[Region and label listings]
-*-

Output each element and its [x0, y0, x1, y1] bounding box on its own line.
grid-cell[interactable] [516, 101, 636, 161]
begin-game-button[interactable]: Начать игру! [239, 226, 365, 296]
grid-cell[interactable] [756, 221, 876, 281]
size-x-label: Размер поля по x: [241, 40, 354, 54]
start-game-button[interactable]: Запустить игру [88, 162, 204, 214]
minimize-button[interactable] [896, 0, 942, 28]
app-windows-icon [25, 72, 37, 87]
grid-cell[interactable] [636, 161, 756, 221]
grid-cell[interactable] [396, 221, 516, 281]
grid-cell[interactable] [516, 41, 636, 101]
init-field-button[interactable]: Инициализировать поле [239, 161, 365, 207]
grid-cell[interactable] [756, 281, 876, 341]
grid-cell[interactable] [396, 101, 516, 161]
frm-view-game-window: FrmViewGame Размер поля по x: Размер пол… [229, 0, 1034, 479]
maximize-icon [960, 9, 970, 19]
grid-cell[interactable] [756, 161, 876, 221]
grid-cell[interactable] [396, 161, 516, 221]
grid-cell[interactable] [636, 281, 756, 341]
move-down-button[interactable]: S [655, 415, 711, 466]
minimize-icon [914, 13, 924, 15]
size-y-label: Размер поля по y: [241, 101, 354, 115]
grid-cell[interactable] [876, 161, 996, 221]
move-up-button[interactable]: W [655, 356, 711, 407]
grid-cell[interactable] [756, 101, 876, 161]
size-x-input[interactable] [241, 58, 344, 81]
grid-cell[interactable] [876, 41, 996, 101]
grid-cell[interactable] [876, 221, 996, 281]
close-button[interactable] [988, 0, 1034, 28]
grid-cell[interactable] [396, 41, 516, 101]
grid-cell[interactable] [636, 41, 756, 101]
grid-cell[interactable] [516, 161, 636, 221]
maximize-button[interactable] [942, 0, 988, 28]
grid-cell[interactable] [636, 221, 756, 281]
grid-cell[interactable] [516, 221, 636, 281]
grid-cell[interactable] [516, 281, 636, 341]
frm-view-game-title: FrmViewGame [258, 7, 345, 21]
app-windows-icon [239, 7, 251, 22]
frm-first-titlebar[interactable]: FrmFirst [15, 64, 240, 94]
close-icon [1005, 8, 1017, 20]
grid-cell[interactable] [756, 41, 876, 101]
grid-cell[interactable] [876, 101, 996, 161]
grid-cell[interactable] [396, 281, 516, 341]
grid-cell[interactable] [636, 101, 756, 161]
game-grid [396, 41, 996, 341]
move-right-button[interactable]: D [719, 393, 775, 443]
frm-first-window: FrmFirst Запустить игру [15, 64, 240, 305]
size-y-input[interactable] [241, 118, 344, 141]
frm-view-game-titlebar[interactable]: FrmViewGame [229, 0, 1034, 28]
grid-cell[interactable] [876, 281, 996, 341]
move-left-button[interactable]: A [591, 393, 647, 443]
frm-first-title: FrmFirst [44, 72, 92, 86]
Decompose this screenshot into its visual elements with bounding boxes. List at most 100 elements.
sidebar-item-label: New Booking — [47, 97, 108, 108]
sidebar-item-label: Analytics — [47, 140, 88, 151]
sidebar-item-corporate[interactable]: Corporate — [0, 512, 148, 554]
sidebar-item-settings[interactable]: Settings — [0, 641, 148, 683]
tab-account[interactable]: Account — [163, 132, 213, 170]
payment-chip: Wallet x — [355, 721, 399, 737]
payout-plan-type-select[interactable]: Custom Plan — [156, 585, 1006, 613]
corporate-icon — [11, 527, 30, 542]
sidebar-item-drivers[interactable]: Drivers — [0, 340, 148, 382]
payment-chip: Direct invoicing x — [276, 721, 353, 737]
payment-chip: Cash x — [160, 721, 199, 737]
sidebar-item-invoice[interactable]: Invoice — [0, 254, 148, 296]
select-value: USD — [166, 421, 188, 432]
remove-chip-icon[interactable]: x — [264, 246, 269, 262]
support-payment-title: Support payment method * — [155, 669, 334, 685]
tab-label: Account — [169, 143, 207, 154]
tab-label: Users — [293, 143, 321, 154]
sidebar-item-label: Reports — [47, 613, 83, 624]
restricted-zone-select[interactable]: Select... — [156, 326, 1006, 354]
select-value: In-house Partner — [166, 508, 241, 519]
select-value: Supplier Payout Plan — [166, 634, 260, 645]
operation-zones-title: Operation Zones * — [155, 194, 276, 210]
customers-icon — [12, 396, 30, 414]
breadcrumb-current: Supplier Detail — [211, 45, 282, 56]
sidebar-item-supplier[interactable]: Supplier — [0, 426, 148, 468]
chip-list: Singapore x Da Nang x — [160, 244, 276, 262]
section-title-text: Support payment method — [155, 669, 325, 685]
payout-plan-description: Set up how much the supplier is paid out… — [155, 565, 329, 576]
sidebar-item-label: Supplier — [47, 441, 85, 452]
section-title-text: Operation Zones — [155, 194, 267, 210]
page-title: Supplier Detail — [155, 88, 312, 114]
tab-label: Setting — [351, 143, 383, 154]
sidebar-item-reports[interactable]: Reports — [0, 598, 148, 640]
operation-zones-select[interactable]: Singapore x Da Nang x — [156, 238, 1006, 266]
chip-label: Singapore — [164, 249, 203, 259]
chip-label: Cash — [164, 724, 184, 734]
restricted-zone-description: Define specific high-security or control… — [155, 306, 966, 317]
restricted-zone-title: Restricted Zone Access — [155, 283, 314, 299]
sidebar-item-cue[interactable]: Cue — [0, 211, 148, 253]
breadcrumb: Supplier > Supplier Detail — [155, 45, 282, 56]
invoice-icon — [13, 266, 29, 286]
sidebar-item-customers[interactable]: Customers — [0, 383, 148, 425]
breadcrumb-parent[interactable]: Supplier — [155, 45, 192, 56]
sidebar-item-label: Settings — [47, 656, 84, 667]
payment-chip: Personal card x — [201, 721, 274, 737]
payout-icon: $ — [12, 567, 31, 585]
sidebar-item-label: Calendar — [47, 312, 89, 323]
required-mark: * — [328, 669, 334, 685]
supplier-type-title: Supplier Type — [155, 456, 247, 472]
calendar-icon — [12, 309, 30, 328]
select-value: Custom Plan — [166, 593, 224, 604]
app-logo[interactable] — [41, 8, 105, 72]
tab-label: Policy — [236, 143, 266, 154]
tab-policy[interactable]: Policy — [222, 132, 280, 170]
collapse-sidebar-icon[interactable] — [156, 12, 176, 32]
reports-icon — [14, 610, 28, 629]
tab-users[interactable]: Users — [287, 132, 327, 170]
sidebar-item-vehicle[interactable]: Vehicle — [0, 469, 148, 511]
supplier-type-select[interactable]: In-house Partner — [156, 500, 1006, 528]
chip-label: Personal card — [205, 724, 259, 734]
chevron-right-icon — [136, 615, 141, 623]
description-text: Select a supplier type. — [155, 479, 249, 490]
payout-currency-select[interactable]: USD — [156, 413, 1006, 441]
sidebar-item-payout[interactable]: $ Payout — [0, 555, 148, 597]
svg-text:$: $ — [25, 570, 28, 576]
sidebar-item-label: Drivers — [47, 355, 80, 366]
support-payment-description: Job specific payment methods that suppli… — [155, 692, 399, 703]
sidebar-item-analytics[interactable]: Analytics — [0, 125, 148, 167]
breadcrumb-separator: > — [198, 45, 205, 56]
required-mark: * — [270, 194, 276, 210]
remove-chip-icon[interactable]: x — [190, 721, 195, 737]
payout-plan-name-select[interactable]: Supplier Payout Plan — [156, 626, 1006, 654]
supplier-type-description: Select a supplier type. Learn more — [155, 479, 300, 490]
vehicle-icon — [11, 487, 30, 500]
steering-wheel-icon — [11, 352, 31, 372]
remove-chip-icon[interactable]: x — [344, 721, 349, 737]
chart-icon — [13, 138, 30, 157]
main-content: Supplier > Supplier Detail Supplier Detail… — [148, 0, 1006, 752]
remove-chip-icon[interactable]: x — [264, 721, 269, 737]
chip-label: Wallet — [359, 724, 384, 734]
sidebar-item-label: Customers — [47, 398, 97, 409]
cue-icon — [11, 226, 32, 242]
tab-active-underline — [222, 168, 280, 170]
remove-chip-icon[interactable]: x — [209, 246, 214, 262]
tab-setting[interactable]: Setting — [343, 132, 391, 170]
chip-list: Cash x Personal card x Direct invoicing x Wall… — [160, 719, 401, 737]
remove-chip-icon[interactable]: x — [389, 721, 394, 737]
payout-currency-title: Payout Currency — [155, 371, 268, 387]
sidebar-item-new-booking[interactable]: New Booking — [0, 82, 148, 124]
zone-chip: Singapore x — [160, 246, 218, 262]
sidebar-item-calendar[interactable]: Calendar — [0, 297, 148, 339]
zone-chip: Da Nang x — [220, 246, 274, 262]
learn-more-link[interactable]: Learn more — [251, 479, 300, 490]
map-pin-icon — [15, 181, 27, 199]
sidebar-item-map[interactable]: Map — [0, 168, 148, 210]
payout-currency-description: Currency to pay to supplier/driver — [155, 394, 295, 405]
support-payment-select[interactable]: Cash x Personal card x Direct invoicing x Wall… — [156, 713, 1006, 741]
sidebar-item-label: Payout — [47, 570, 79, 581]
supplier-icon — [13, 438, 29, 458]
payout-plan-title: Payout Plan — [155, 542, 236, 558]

-*-

WORK TO DO:
Begin at the first line of the data and stop after the line containing "grid-cell[interactable] [756, 161, 876, 221]". Rewrite those lines, substituting "launch-game-button" for "start-game-button" and keeping everything else the same.

SOLUTION:
Output each element and its [x0, y0, x1, y1] bounding box on its own line.
grid-cell[interactable] [516, 101, 636, 161]
begin-game-button[interactable]: Начать игру! [239, 226, 365, 296]
grid-cell[interactable] [756, 221, 876, 281]
size-x-label: Размер поля по x: [241, 40, 354, 54]
launch-game-button[interactable]: Запустить игру [88, 162, 204, 214]
minimize-button[interactable] [896, 0, 942, 28]
app-windows-icon [25, 72, 37, 87]
grid-cell[interactable] [636, 161, 756, 221]
grid-cell[interactable] [396, 221, 516, 281]
grid-cell[interactable] [516, 41, 636, 101]
init-field-button[interactable]: Инициализировать поле [239, 161, 365, 207]
grid-cell[interactable] [756, 281, 876, 341]
grid-cell[interactable] [396, 101, 516, 161]
frm-view-game-window: FrmViewGame Размер поля по x: Размер пол… [229, 0, 1034, 479]
maximize-icon [960, 9, 970, 19]
grid-cell[interactable] [756, 161, 876, 221]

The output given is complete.